→ **Given task**: Set down the records once more, please, exactly and with the pictures left out.

→ **Items**:
[start]

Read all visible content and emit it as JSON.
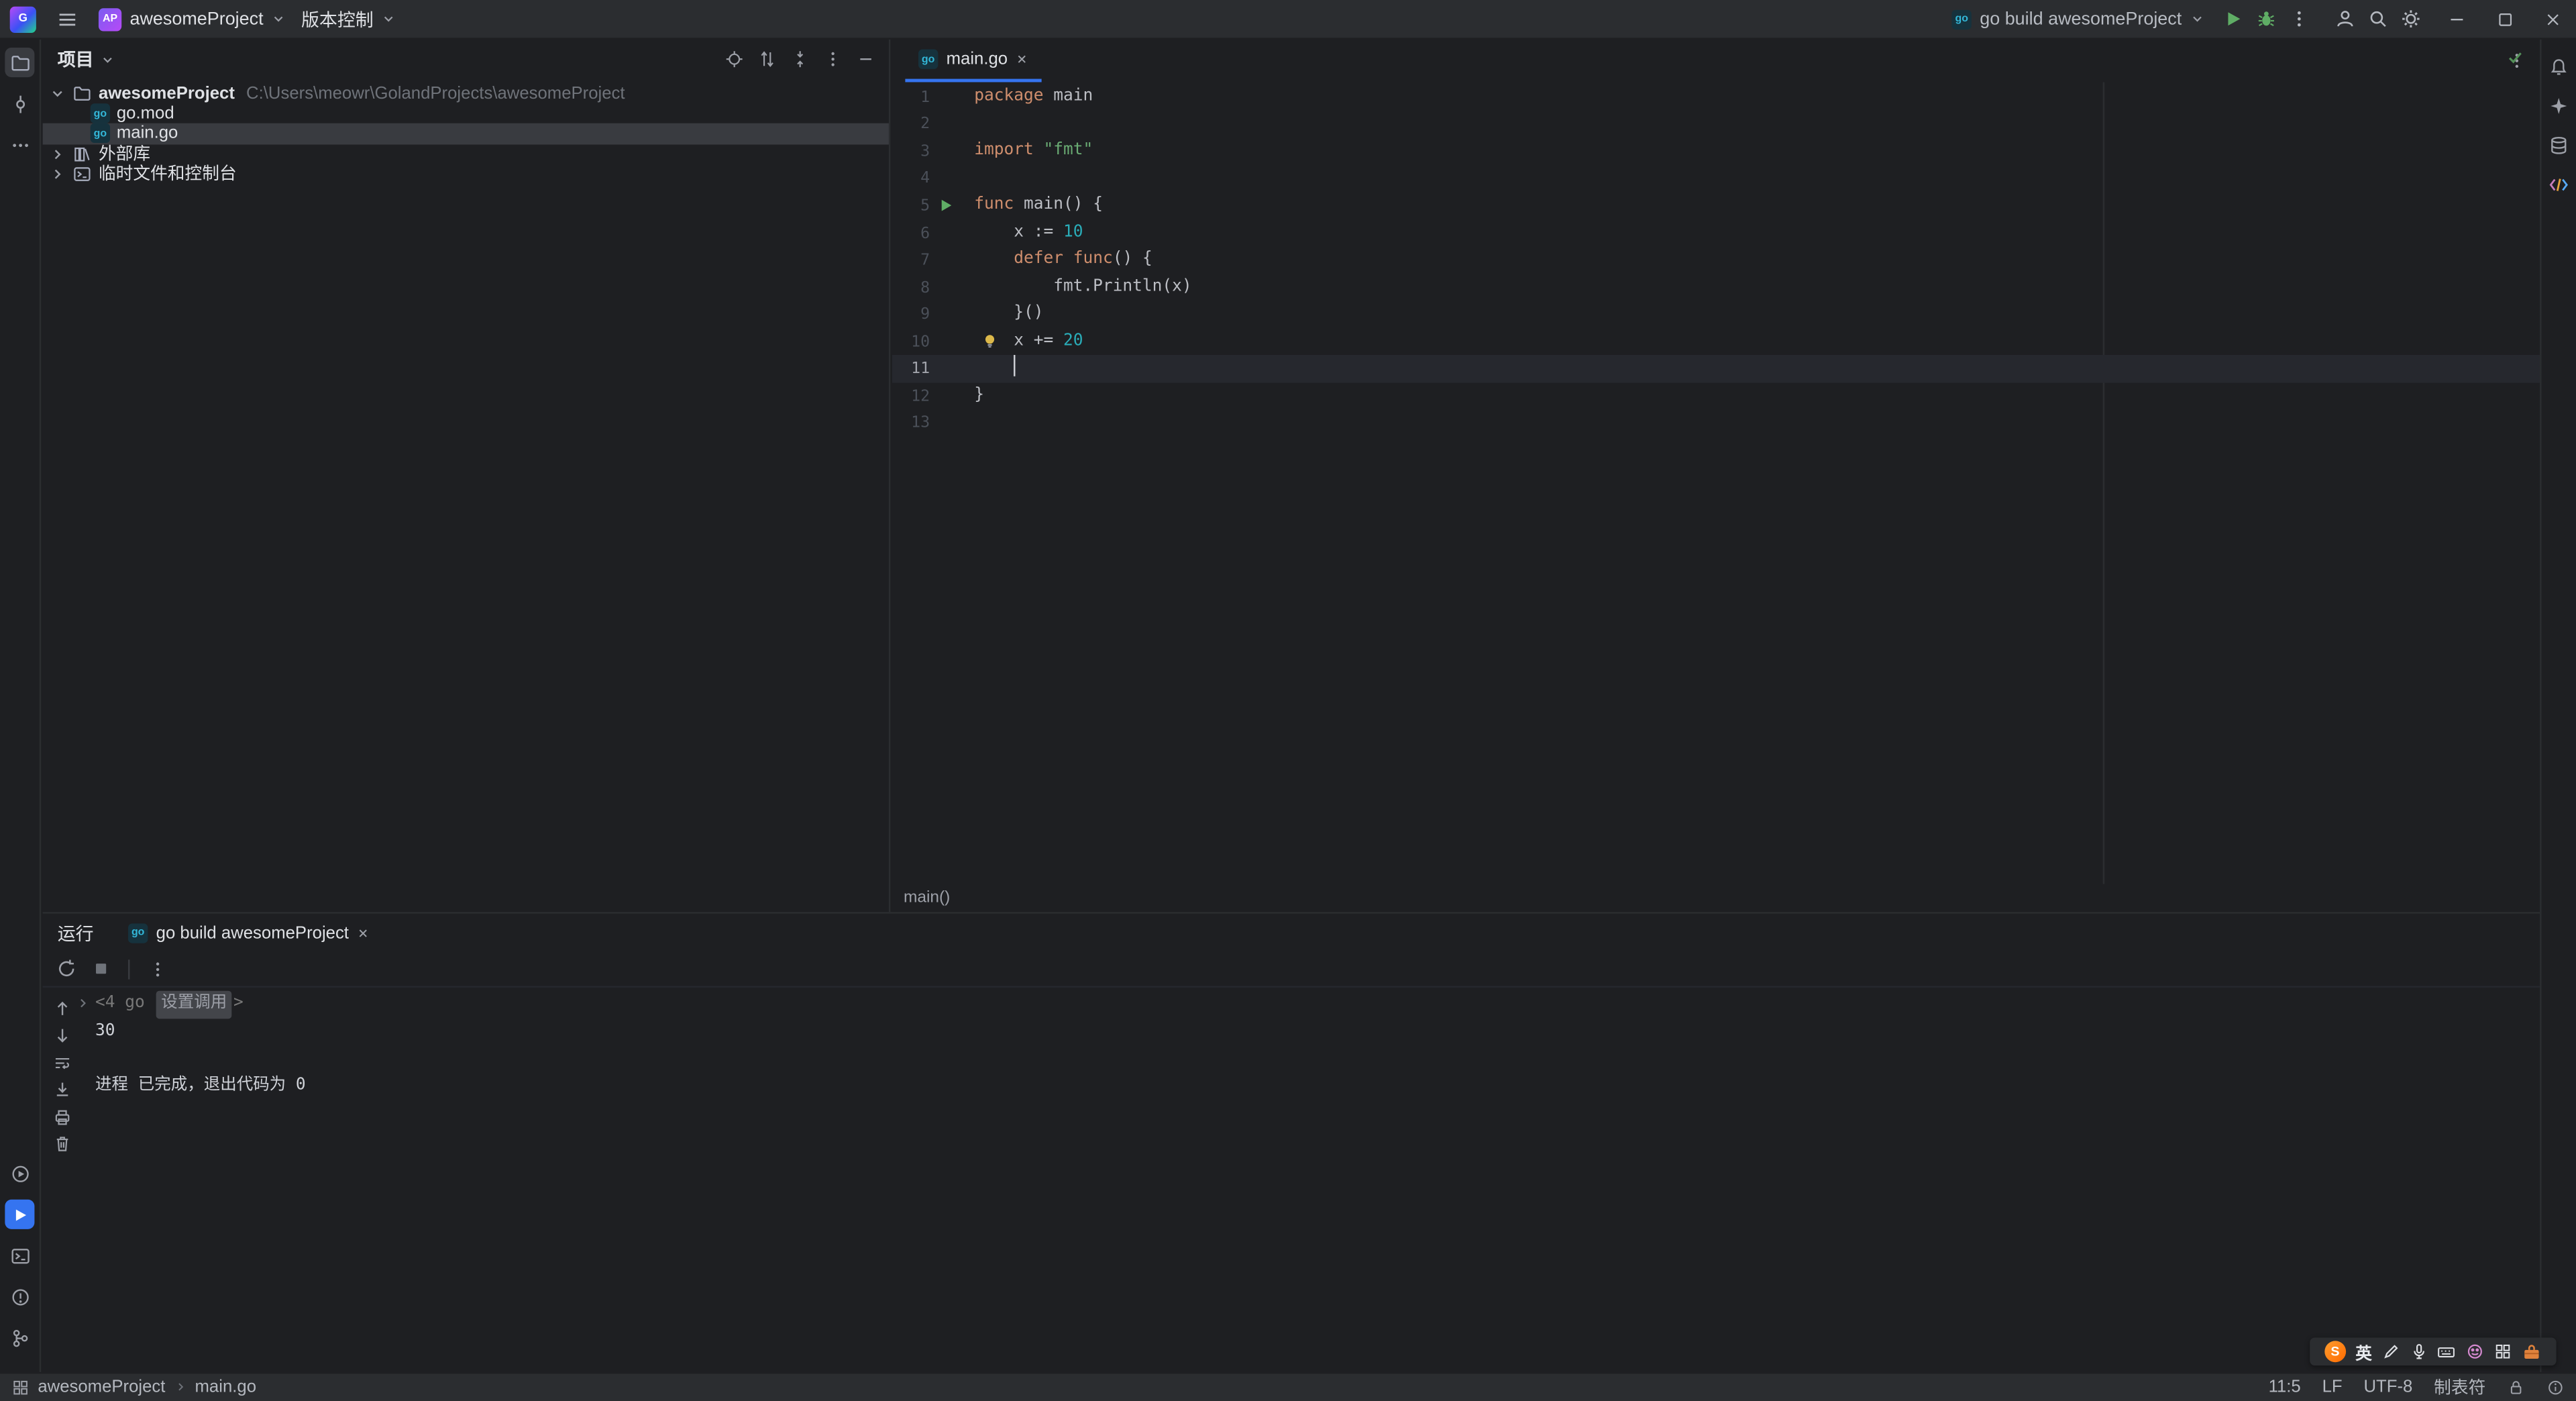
{
  "titlebar": {
    "logo_letter": "G",
    "project_badge": "AP",
    "project_name": "awesomeProject",
    "vcs_label": "版本控制",
    "run_config": "go build awesomeProject"
  },
  "project_panel": {
    "title": "项目",
    "tree": [
      {
        "level": 0,
        "chevron": "down",
        "icon": "folder",
        "label": "awesomeProject",
        "suffix": "C:\\Users\\meowr\\GolandProjects\\awesomeProject",
        "bold": true
      },
      {
        "level": 1,
        "icon": "gomod",
        "label": "go.mod"
      },
      {
        "level": 1,
        "icon": "gofile",
        "label": "main.go",
        "selected": true
      },
      {
        "level": 0,
        "chevron": "right",
        "icon": "lib",
        "label": "外部库"
      },
      {
        "level": 0,
        "chevron": "right",
        "icon": "scratch",
        "label": "临时文件和控制台"
      }
    ]
  },
  "editor": {
    "tab": "main.go",
    "breadcrumb": "main()",
    "lines": [
      {
        "n": 1,
        "seg": [
          [
            "kw",
            "package"
          ],
          [
            "def",
            " main"
          ]
        ]
      },
      {
        "n": 2,
        "seg": []
      },
      {
        "n": 3,
        "seg": [
          [
            "kw",
            "import"
          ],
          [
            "def",
            " "
          ],
          [
            "str",
            "\"fmt\""
          ]
        ]
      },
      {
        "n": 4,
        "seg": []
      },
      {
        "n": 5,
        "run": true,
        "seg": [
          [
            "kw",
            "func"
          ],
          [
            "def",
            " main() {"
          ]
        ]
      },
      {
        "n": 6,
        "seg": [
          [
            "def",
            "    x := "
          ],
          [
            "num",
            "10"
          ]
        ]
      },
      {
        "n": 7,
        "seg": [
          [
            "def",
            "    "
          ],
          [
            "kw",
            "defer"
          ],
          [
            "def",
            " "
          ],
          [
            "kw",
            "func"
          ],
          [
            "def",
            "() {"
          ]
        ]
      },
      {
        "n": 8,
        "seg": [
          [
            "def",
            "        fmt.Println(x)"
          ]
        ]
      },
      {
        "n": 9,
        "seg": [
          [
            "def",
            "    }()"
          ]
        ]
      },
      {
        "n": 10,
        "bulb": true,
        "seg": [
          [
            "def",
            "    x += "
          ],
          [
            "num",
            "20"
          ]
        ]
      },
      {
        "n": 11,
        "current": true,
        "cursor": true,
        "seg": [
          [
            "def",
            "    "
          ]
        ]
      },
      {
        "n": 12,
        "seg": [
          [
            "def",
            "}"
          ]
        ]
      },
      {
        "n": 13,
        "seg": []
      }
    ]
  },
  "run_panel": {
    "title": "运行",
    "tab": "go build awesomeProject",
    "console": [
      {
        "fold": true,
        "seg": [
          [
            "dim",
            "<4 go "
          ],
          [
            "chip",
            "设置调用"
          ],
          [
            "dim",
            ">"
          ]
        ]
      },
      {
        "seg": [
          [
            "out",
            "30"
          ]
        ]
      },
      {
        "seg": []
      },
      {
        "seg": [
          [
            "out",
            "进程 已完成，退出代码为 0"
          ]
        ]
      }
    ]
  },
  "status_bar": {
    "project": "awesomeProject",
    "file": "main.go",
    "cursor": "11:5",
    "line_ending": "LF",
    "encoding": "UTF-8",
    "indent": "制表符"
  },
  "ime": {
    "mode": "英"
  },
  "icons": {
    "titlebar": [
      "goland-logo",
      "main-menu",
      "project-chevron",
      "vcs-chevron",
      "run-config-go",
      "run",
      "debug",
      "more",
      "user",
      "search",
      "settings",
      "minimize",
      "maximize",
      "close"
    ],
    "left_strip": [
      "project-folder",
      "commit",
      "more-tools",
      "services",
      "run",
      "terminal",
      "problems",
      "version-control-branch"
    ],
    "right_strip": [
      "notifications-bell",
      "ai-assistant",
      "database",
      "endpoints-code"
    ],
    "colors": {
      "accent": "#3574f0",
      "run_green": "#5fad65",
      "keyword": "#cf8e6d",
      "string": "#6aab73",
      "number": "#2aacb8",
      "bulb": "#dcb84a"
    }
  }
}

[end]

→ **Exercise answer**:
Read all visible content and emit it as JSON.
{
  "titlebar": {
    "logo_letter": "G",
    "project_badge": "AP",
    "project_name": "awesomeProject",
    "vcs_label": "版本控制",
    "run_config": "go build awesomeProject"
  },
  "project_panel": {
    "title": "项目",
    "tree": [
      {
        "level": 0,
        "chevron": "down",
        "icon": "folder",
        "label": "awesomeProject",
        "suffix": "C:\\Users\\meowr\\GolandProjects\\awesomeProject",
        "bold": true
      },
      {
        "level": 1,
        "icon": "gomod",
        "label": "go.mod"
      },
      {
        "level": 1,
        "icon": "gofile",
        "label": "main.go",
        "selected": true
      },
      {
        "level": 0,
        "chevron": "right",
        "icon": "lib",
        "label": "外部库"
      },
      {
        "level": 0,
        "chevron": "right",
        "icon": "scratch",
        "label": "临时文件和控制台"
      }
    ]
  },
  "editor": {
    "tab": "main.go",
    "breadcrumb": "main()",
    "lines": [
      {
        "n": 1,
        "seg": [
          [
            "kw",
            "package"
          ],
          [
            "def",
            " main"
          ]
        ]
      },
      {
        "n": 2,
        "seg": []
      },
      {
        "n": 3,
        "seg": [
          [
            "kw",
            "import"
          ],
          [
            "def",
            " "
          ],
          [
            "str",
            "\"fmt\""
          ]
        ]
      },
      {
        "n": 4,
        "seg": []
      },
      {
        "n": 5,
        "run": true,
        "seg": [
          [
            "kw",
            "func"
          ],
          [
            "def",
            " main() {"
          ]
        ]
      },
      {
        "n": 6,
        "seg": [
          [
            "def",
            "    x := "
          ],
          [
            "num",
            "10"
          ]
        ]
      },
      {
        "n": 7,
        "seg": [
          [
            "def",
            "    "
          ],
          [
            "kw",
            "defer"
          ],
          [
            "def",
            " "
          ],
          [
            "kw",
            "func"
          ],
          [
            "def",
            "() {"
          ]
        ]
      },
      {
        "n": 8,
        "seg": [
          [
            "def",
            "        fmt.Println(x)"
          ]
        ]
      },
      {
        "n": 9,
        "seg": [
          [
            "def",
            "    }()"
          ]
        ]
      },
      {
        "n": 10,
        "bulb": true,
        "seg": [
          [
            "def",
            "    x += "
          ],
          [
            "num",
            "20"
          ]
        ]
      },
      {
        "n": 11,
        "current": true,
        "cursor": true,
        "seg": [
          [
            "def",
            "    "
          ]
        ]
      },
      {
        "n": 12,
        "seg": [
          [
            "def",
            "}"
          ]
        ]
      },
      {
        "n": 13,
        "seg": []
      }
    ]
  },
  "run_panel": {
    "title": "运行",
    "tab": "go build awesomeProject",
    "console": [
      {
        "fold": true,
        "seg": [
          [
            "dim",
            "<4 go "
          ],
          [
            "chip",
            "设置调用"
          ],
          [
            "dim",
            ">"
          ]
        ]
      },
      {
        "seg": [
          [
            "out",
            "30"
          ]
        ]
      },
      {
        "seg": []
      },
      {
        "seg": [
          [
            "out",
            "进程 已完成，退出代码为 0"
          ]
        ]
      }
    ]
  },
  "status_bar": {
    "project": "awesomeProject",
    "file": "main.go",
    "cursor": "11:5",
    "line_ending": "LF",
    "encoding": "UTF-8",
    "indent": "制表符"
  },
  "ime": {
    "mode": "英"
  },
  "icons": {
    "titlebar": [
      "goland-logo",
      "main-menu",
      "project-chevron",
      "vcs-chevron",
      "run-config-go",
      "run",
      "debug",
      "more",
      "user",
      "search",
      "settings",
      "minimize",
      "maximize",
      "close"
    ],
    "left_strip": [
      "project-folder",
      "commit",
      "more-tools",
      "services",
      "run",
      "terminal",
      "problems",
      "version-control-branch"
    ],
    "right_strip": [
      "notifications-bell",
      "ai-assistant",
      "database",
      "endpoints-code"
    ],
    "colors": {
      "accent": "#3574f0",
      "run_green": "#5fad65",
      "keyword": "#cf8e6d",
      "string": "#6aab73",
      "number": "#2aacb8",
      "bulb": "#dcb84a"
    }
  }
}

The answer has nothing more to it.